[MATERIAL FOR THE TASK start]

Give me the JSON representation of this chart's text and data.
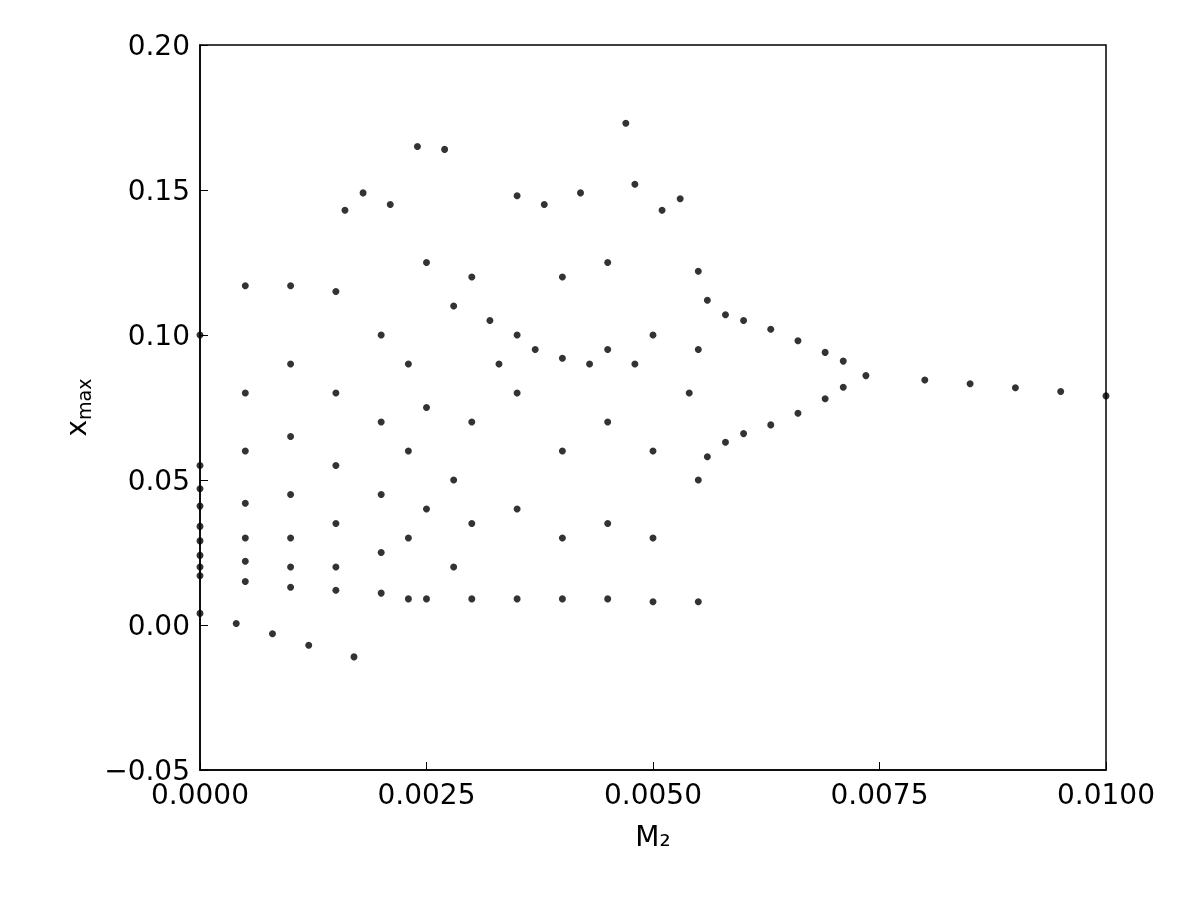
{
  "chart_data": {
    "type": "scatter",
    "xlabel": "M₂",
    "ylabel": "x$_{max}$",
    "marker": "circle",
    "grid": false,
    "xlim": [
      0,
      0.01
    ],
    "xticks": [
      {
        "value": 0,
        "label": "0.0000"
      },
      {
        "value": 0.0025,
        "label": "0.0025"
      },
      {
        "value": 0.005,
        "label": "0.0050"
      },
      {
        "value": 0.0075,
        "label": "0.0075"
      },
      {
        "value": 0.01,
        "label": "0.0100"
      }
    ],
    "ylim": [
      -0.05,
      0.2
    ],
    "yticks": [
      {
        "value": -0.05,
        "label": "−0.05"
      },
      {
        "value": 0,
        "label": "0.00"
      },
      0.05,
      {
        "value": 0.1,
        "label": "0.10"
      },
      0.15,
      {
        "value": 0.2,
        "label": "0.20"
      }
    ],
    "series": [
      {
        "color": "#000000",
        "x": [
          0,
          0.0004,
          0.0008,
          0.0012,
          0.0017
        ],
        "values": [
          0.004,
          0.0005,
          -0.003,
          -0.007,
          -0.011
        ]
      },
      {
        "color": "#000000",
        "x": [
          0,
          0,
          0,
          0,
          0,
          0,
          0,
          0,
          0,
          0.0005,
          0.0005,
          0.0005,
          0.0005,
          0.0005,
          0.0005,
          0.0005,
          0.001,
          0.001,
          0.001,
          0.001,
          0.001,
          0.001,
          0.001,
          0.0015,
          0.0015,
          0.0015,
          0.0015,
          0.0015,
          0.0015,
          0.0016,
          0.0018,
          0.002,
          0.002,
          0.002,
          0.002,
          0.002,
          0.0021,
          0.0023,
          0.0023,
          0.0023,
          0.0023,
          0.0024,
          0.0025,
          0.0025,
          0.0025,
          0.0025,
          0.0027,
          0.0028,
          0.0028,
          0.0028,
          0.003,
          0.003,
          0.003,
          0.003,
          0.0032,
          0.0033,
          0.0035,
          0.0035,
          0.0035,
          0.0035,
          0.0035,
          0.0037,
          0.0038,
          0.004,
          0.004,
          0.004,
          0.004,
          0.004,
          0.0042,
          0.0043,
          0.0045,
          0.0045,
          0.0045,
          0.0045,
          0.0045,
          0.0047,
          0.0048,
          0.0048,
          0.005,
          0.005,
          0.005,
          0.005,
          0.0051,
          0.0053,
          0.0054,
          0.0055,
          0.0055,
          0.0055,
          0.0055
        ],
        "values": [
          0.017,
          0.02,
          0.024,
          0.029,
          0.034,
          0.041,
          0.047,
          0.055,
          0.1,
          0.015,
          0.022,
          0.03,
          0.042,
          0.06,
          0.08,
          0.117,
          0.013,
          0.02,
          0.03,
          0.045,
          0.065,
          0.09,
          0.117,
          0.012,
          0.02,
          0.035,
          0.055,
          0.08,
          0.115,
          0.143,
          0.149,
          0.011,
          0.025,
          0.045,
          0.07,
          0.1,
          0.145,
          0.009,
          0.03,
          0.06,
          0.09,
          0.165,
          0.009,
          0.04,
          0.075,
          0.125,
          0.164,
          0.02,
          0.05,
          0.11,
          0.009,
          0.035,
          0.07,
          0.12,
          0.105,
          0.09,
          0.009,
          0.04,
          0.08,
          0.1,
          0.148,
          0.095,
          0.145,
          0.009,
          0.03,
          0.06,
          0.092,
          0.12,
          0.149,
          0.09,
          0.009,
          0.035,
          0.07,
          0.095,
          0.125,
          0.173,
          0.152,
          0.09,
          0.008,
          0.03,
          0.06,
          0.1,
          0.143,
          0.147,
          0.08,
          0.008,
          0.05,
          0.095,
          0.122
        ]
      },
      {
        "color": "#000000",
        "x": [
          0.0056,
          0.0058,
          0.006,
          0.0063,
          0.0066,
          0.0069,
          0.0071
        ],
        "values": [
          0.112,
          0.107,
          0.105,
          0.102,
          0.098,
          0.094,
          0.091
        ]
      },
      {
        "color": "#000000",
        "x": [
          0.0056,
          0.0058,
          0.006,
          0.0063,
          0.0066,
          0.0069,
          0.0071
        ],
        "values": [
          0.058,
          0.063,
          0.066,
          0.069,
          0.073,
          0.078,
          0.082
        ]
      },
      {
        "color": "#000000",
        "x": [
          0.00735,
          0.008,
          0.0085,
          0.009,
          0.0095,
          0.01
        ],
        "values": [
          0.086,
          0.0845,
          0.0832,
          0.0818,
          0.0805,
          0.079
        ]
      }
    ]
  }
}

[MATERIAL FOR THE TASK end]

YOUR GOAL:
Leave the pictures out, and print every line of the listing exactly as written.

ANSWER TO THIS EXERCISE:
Give me the JSON representation of this chart's text and data.
{
  "chart_data": {
    "type": "scatter",
    "xlabel": "M₂",
    "ylabel": "x$_{max}$",
    "marker": "circle",
    "grid": false,
    "xlim": [
      0,
      0.01
    ],
    "xticks": [
      {
        "value": 0,
        "label": "0.0000"
      },
      {
        "value": 0.0025,
        "label": "0.0025"
      },
      {
        "value": 0.005,
        "label": "0.0050"
      },
      {
        "value": 0.0075,
        "label": "0.0075"
      },
      {
        "value": 0.01,
        "label": "0.0100"
      }
    ],
    "ylim": [
      -0.05,
      0.2
    ],
    "yticks": [
      {
        "value": -0.05,
        "label": "−0.05"
      },
      {
        "value": 0,
        "label": "0.00"
      },
      0.05,
      {
        "value": 0.1,
        "label": "0.10"
      },
      0.15,
      {
        "value": 0.2,
        "label": "0.20"
      }
    ],
    "series": [
      {
        "color": "#000000",
        "x": [
          0,
          0.0004,
          0.0008,
          0.0012,
          0.0017
        ],
        "values": [
          0.004,
          0.0005,
          -0.003,
          -0.007,
          -0.011
        ]
      },
      {
        "color": "#000000",
        "x": [
          0,
          0,
          0,
          0,
          0,
          0,
          0,
          0,
          0,
          0.0005,
          0.0005,
          0.0005,
          0.0005,
          0.0005,
          0.0005,
          0.0005,
          0.001,
          0.001,
          0.001,
          0.001,
          0.001,
          0.001,
          0.001,
          0.0015,
          0.0015,
          0.0015,
          0.0015,
          0.0015,
          0.0015,
          0.0016,
          0.0018,
          0.002,
          0.002,
          0.002,
          0.002,
          0.002,
          0.0021,
          0.0023,
          0.0023,
          0.0023,
          0.0023,
          0.0024,
          0.0025,
          0.0025,
          0.0025,
          0.0025,
          0.0027,
          0.0028,
          0.0028,
          0.0028,
          0.003,
          0.003,
          0.003,
          0.003,
          0.0032,
          0.0033,
          0.0035,
          0.0035,
          0.0035,
          0.0035,
          0.0035,
          0.0037,
          0.0038,
          0.004,
          0.004,
          0.004,
          0.004,
          0.004,
          0.0042,
          0.0043,
          0.0045,
          0.0045,
          0.0045,
          0.0045,
          0.0045,
          0.0047,
          0.0048,
          0.0048,
          0.005,
          0.005,
          0.005,
          0.005,
          0.0051,
          0.0053,
          0.0054,
          0.0055,
          0.0055,
          0.0055,
          0.0055
        ],
        "values": [
          0.017,
          0.02,
          0.024,
          0.029,
          0.034,
          0.041,
          0.047,
          0.055,
          0.1,
          0.015,
          0.022,
          0.03,
          0.042,
          0.06,
          0.08,
          0.117,
          0.013,
          0.02,
          0.03,
          0.045,
          0.065,
          0.09,
          0.117,
          0.012,
          0.02,
          0.035,
          0.055,
          0.08,
          0.115,
          0.143,
          0.149,
          0.011,
          0.025,
          0.045,
          0.07,
          0.1,
          0.145,
          0.009,
          0.03,
          0.06,
          0.09,
          0.165,
          0.009,
          0.04,
          0.075,
          0.125,
          0.164,
          0.02,
          0.05,
          0.11,
          0.009,
          0.035,
          0.07,
          0.12,
          0.105,
          0.09,
          0.009,
          0.04,
          0.08,
          0.1,
          0.148,
          0.095,
          0.145,
          0.009,
          0.03,
          0.06,
          0.092,
          0.12,
          0.149,
          0.09,
          0.009,
          0.035,
          0.07,
          0.095,
          0.125,
          0.173,
          0.152,
          0.09,
          0.008,
          0.03,
          0.06,
          0.1,
          0.143,
          0.147,
          0.08,
          0.008,
          0.05,
          0.095,
          0.122
        ]
      },
      {
        "color": "#000000",
        "x": [
          0.0056,
          0.0058,
          0.006,
          0.0063,
          0.0066,
          0.0069,
          0.0071
        ],
        "values": [
          0.112,
          0.107,
          0.105,
          0.102,
          0.098,
          0.094,
          0.091
        ]
      },
      {
        "color": "#000000",
        "x": [
          0.0056,
          0.0058,
          0.006,
          0.0063,
          0.0066,
          0.0069,
          0.0071
        ],
        "values": [
          0.058,
          0.063,
          0.066,
          0.069,
          0.073,
          0.078,
          0.082
        ]
      },
      {
        "color": "#000000",
        "x": [
          0.00735,
          0.008,
          0.0085,
          0.009,
          0.0095,
          0.01
        ],
        "values": [
          0.086,
          0.0845,
          0.0832,
          0.0818,
          0.0805,
          0.079
        ]
      }
    ]
  }
}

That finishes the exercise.